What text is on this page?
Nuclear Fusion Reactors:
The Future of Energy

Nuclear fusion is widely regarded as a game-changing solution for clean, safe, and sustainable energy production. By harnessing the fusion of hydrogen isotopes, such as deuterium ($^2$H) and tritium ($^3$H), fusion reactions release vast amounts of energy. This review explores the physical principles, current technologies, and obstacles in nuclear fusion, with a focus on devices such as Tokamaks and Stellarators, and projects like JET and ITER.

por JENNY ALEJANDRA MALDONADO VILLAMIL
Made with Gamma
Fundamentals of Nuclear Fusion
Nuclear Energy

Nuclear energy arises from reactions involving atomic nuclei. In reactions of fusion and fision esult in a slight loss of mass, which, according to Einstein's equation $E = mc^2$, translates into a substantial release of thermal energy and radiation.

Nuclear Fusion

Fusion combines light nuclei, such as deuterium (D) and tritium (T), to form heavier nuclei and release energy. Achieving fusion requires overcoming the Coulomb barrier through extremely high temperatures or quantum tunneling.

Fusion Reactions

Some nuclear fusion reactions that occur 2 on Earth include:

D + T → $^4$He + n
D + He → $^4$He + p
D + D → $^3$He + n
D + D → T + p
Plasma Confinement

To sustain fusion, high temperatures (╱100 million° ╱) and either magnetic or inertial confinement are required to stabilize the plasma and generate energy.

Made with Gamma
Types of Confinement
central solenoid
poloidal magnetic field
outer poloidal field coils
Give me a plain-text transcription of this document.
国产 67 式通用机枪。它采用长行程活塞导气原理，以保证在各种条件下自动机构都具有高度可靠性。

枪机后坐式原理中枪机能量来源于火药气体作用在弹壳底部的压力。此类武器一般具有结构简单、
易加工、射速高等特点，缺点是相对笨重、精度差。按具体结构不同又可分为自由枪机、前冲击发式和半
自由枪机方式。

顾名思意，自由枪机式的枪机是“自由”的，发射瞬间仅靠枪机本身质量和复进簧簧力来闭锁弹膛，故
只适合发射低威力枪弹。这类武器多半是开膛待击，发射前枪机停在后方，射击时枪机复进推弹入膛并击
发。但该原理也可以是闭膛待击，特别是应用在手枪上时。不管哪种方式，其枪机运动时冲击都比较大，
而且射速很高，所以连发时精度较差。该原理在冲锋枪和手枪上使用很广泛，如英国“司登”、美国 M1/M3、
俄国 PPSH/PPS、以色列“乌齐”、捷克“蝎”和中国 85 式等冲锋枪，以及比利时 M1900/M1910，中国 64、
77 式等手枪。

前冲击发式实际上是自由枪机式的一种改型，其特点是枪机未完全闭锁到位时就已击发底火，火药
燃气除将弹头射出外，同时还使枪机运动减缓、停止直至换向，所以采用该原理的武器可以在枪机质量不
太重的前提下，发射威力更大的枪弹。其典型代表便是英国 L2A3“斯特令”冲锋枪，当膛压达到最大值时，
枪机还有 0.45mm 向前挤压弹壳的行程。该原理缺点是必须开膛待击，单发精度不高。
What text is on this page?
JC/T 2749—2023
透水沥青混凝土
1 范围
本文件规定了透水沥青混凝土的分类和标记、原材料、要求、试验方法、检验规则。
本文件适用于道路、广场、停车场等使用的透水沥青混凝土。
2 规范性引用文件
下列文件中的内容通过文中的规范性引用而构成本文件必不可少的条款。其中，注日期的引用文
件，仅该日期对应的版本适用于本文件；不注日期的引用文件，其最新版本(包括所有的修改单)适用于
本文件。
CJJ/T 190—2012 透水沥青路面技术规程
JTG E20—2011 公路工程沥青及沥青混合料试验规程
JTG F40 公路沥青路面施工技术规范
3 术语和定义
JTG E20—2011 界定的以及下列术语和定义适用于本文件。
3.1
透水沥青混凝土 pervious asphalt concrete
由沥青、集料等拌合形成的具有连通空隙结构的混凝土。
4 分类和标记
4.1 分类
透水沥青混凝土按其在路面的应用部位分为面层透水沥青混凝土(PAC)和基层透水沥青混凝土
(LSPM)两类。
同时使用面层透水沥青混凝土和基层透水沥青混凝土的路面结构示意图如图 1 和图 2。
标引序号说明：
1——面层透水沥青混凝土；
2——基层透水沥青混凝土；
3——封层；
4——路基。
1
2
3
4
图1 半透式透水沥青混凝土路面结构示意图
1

**What is asked**: The listing above must be transcribed exactly, line by line.

**Exercise output**:
What text is on this page?
Nuclear Fusion Reactors:
The Future of Energy

Nuclear fusion is widely regarded as a game-changing solution for clean, safe, and sustainable energy production. By harnessing the fusion of hydrogen isotopes, such as deuterium ($^2$H) and tritium ($^3$H), fusion reactions release vast amounts of energy. This review explores the physical principles, current technologies, and obstacles in nuclear fusion, with a focus on devices such as Tokamaks and Stellarators, and projects like JET and ITER.

por JENNY ALEJANDRA MALDONADO VILLAMIL
Made with Gamma
Fundamentals of Nuclear Fusion
Nuclear Energy

Nuclear energy arises from reactions involving atomic nuclei. In reactions of fusion and fision esult in a slight loss of mass, which, according to Einstein's equation $E = mc^2$, translates into a substantial release of thermal energy and radiation.

Nuclear Fusion

Fusion combines light nuclei, such as deuterium (D) and tritium (T), to form heavier nuclei and release energy. Achieving fusion requires overcoming the Coulomb barrier through extremely high temperatures or quantum tunneling.

Fusion Reactions

Some nuclear fusion reactions that occur 2 on Earth include:

D + T → $^4$He + n
D + He → $^4$He + p
D + D → $^3$He + n
D + D → T + p
Plasma Confinement

To sustain fusion, high temperatures (╱100 million° ╱) and either magnetic or inertial confinement are required to stabilize the plasma and generate energy.

Made with Gamma
Types of Confinement
central solenoid
poloidal magnetic field
outer poloidal field coils
Give me a plain-text transcription of this document.
国产 67 式通用机枪。它采用长行程活塞导气原理，以保证在各种条件下自动机构都具有高度可靠性。

枪机后坐式原理中枪机能量来源于火药气体作用在弹壳底部的压力。此类武器一般具有结构简单、
易加工、射速高等特点，缺点是相对笨重、精度差。按具体结构不同又可分为自由枪机、前冲击发式和半
自由枪机方式。

顾名思意，自由枪机式的枪机是“自由”的，发射瞬间仅靠枪机本身质量和复进簧簧力来闭锁弹膛，故
只适合发射低威力枪弹。这类武器多半是开膛待击，发射前枪机停在后方，射击时枪机复进推弹入膛并击
发。但该原理也可以是闭膛待击，特别是应用在手枪上时。不管哪种方式，其枪机运动时冲击都比较大，
而且射速很高，所以连发时精度较差。该原理在冲锋枪和手枪上使用很广泛，如英国“司登”、美国 M1/M3、
俄国 PPSH/PPS、以色列“乌齐”、捷克“蝎”和中国 85 式等冲锋枪，以及比利时 M1900/M1910，中国 64、
77 式等手枪。

前冲击发式实际上是自由枪机式的一种改型，其特点是枪机未完全闭锁到位时就已击发底火，火药
燃气除将弹头射出外，同时还使枪机运动减缓、停止直至换向，所以采用该原理的武器可以在枪机质量不
太重的前提下，发射威力更大的枪弹。其典型代表便是英国 L2A3“斯特令”冲锋枪，当膛压达到最大值时，
枪机还有 0.45mm 向前挤压弹壳的行程。该原理缺点是必须开膛待击，单发精度不高。
What text is on this page?
JC/T 2749—2023
透水沥青混凝土
1 范围
本文件规定了透水沥青混凝土的分类和标记、原材料、要求、试验方法、检验规则。
本文件适用于道路、广场、停车场等使用的透水沥青混凝土。
2 规范性引用文件
下列文件中的内容通过文中的规范性引用而构成本文件必不可少的条款。其中，注日期的引用文
件，仅该日期对应的版本适用于本文件；不注日期的引用文件，其最新版本(包括所有的修改单)适用于
本文件。
CJJ/T 190—2012 透水沥青路面技术规程
JTG E20—2011 公路工程沥青及沥青混合料试验规程
JTG F40 公路沥青路面施工技术规范
3 术语和定义
JTG E20—2011 界定的以及下列术语和定义适用于本文件。
3.1
透水沥青混凝土 pervious asphalt concrete
由沥青、集料等拌合形成的具有连通空隙结构的混凝土。
4 分类和标记
4.1 分类
透水沥青混凝土按其在路面的应用部位分为面层透水沥青混凝土(PAC)和基层透水沥青混凝土
(LSPM)两类。
同时使用面层透水沥青混凝土和基层透水沥青混凝土的路面结构示意图如图 1 和图 2。
标引序号说明：
1——面层透水沥青混凝土；
2——基层透水沥青混凝土；
3——封层；
4——路基。
1
2
3
4
图1 半透式透水沥青混凝土路面结构示意图
1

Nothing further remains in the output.